* _Instruction_
In the entries, find all lines that hold the word "Ujawnianie" and copy them.

** Begin Provided information **

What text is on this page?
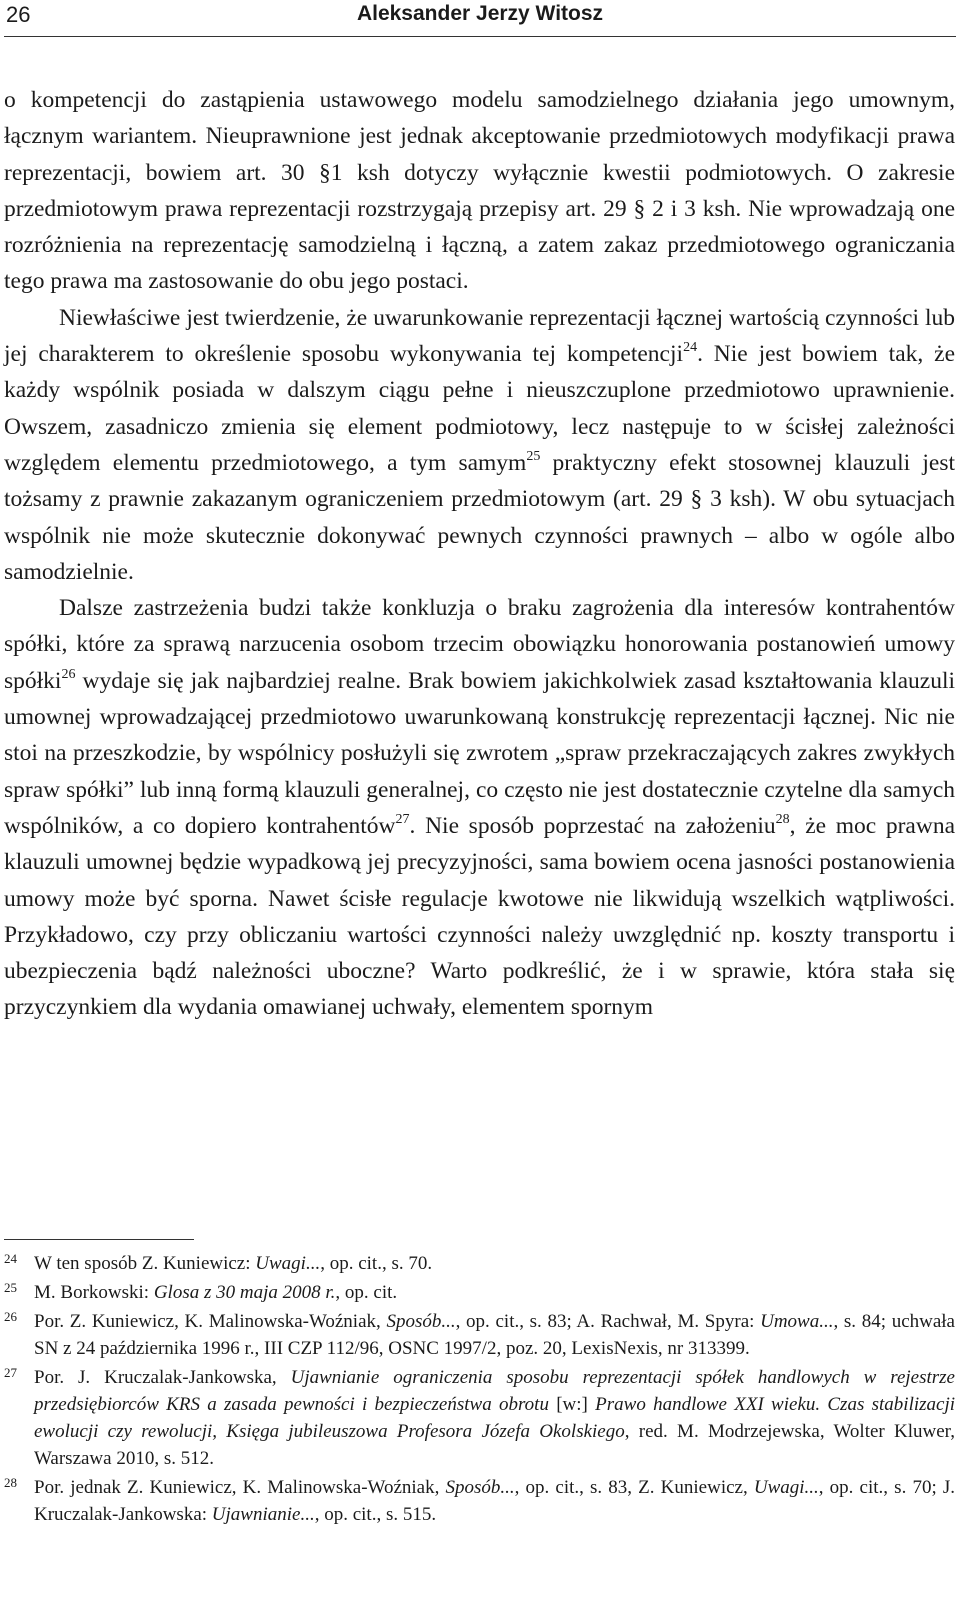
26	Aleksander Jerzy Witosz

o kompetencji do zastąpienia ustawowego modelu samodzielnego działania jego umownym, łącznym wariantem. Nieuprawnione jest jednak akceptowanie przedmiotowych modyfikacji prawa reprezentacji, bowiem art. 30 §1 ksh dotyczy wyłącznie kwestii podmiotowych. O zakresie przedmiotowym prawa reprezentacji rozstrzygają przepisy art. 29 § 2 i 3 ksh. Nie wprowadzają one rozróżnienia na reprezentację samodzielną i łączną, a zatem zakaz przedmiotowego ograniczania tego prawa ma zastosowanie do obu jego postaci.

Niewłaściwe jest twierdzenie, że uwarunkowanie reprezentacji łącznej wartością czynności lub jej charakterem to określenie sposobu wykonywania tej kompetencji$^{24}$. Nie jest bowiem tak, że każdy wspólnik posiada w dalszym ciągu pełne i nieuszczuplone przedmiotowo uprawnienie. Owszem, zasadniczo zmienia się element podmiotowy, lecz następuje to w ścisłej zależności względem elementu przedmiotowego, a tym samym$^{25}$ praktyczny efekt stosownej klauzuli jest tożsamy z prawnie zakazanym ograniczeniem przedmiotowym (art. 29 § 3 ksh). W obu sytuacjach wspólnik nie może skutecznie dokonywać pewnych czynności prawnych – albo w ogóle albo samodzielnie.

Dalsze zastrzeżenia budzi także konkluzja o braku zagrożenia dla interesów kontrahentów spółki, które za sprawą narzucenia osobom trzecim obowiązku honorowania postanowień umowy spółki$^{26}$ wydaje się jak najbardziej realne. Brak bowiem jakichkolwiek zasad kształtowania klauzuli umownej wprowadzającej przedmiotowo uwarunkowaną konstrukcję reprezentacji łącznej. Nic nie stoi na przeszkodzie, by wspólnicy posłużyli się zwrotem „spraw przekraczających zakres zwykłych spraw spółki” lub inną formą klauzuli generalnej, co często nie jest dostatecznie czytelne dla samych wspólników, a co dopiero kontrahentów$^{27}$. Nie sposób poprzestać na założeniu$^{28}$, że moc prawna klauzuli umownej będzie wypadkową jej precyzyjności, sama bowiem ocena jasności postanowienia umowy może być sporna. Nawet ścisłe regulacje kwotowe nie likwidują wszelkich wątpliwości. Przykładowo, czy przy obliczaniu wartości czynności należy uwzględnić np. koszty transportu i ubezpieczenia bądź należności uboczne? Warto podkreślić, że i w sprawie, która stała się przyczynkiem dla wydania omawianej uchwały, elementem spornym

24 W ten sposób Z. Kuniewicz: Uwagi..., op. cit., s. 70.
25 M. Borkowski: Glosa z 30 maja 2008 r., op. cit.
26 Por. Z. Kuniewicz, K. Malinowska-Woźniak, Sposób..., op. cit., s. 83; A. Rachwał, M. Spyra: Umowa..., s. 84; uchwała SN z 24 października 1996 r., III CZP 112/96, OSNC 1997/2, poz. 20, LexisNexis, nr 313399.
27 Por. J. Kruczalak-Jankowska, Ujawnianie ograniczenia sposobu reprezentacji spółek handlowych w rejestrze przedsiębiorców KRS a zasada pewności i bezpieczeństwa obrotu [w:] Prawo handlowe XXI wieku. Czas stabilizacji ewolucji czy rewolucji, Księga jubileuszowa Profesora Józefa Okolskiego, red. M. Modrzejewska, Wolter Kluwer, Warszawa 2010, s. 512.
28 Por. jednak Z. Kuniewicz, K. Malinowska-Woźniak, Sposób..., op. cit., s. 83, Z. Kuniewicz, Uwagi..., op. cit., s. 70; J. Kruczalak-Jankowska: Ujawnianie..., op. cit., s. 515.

** End Provided information **

* _Response to this exercise_
27 Por. J. Kruczalak-Jankowska, Ujawnianie ograniczenia sposobu reprezentacji spółek handlowych w rejestrze przedsiębiorców KRS a zasada pewności i bezpieczeństwa obrotu [w:] Prawo handlowe XXI wieku. Czas stabilizacji ewolucji czy rewolucji, Księga jubileuszowa Profesora Józefa Okolskiego, red. M. Modrzejewska, Wolter Kluwer, Warszawa 2010, s. 512.
28 Por. jednak Z. Kuniewicz, K. Malinowska-Woźniak, Sposób..., op. cit., s. 83, Z. Kuniewicz, Uwagi..., op. cit., s. 70; J. Kruczalak-Jankowska: Ujawnianie..., op. cit., s. 515.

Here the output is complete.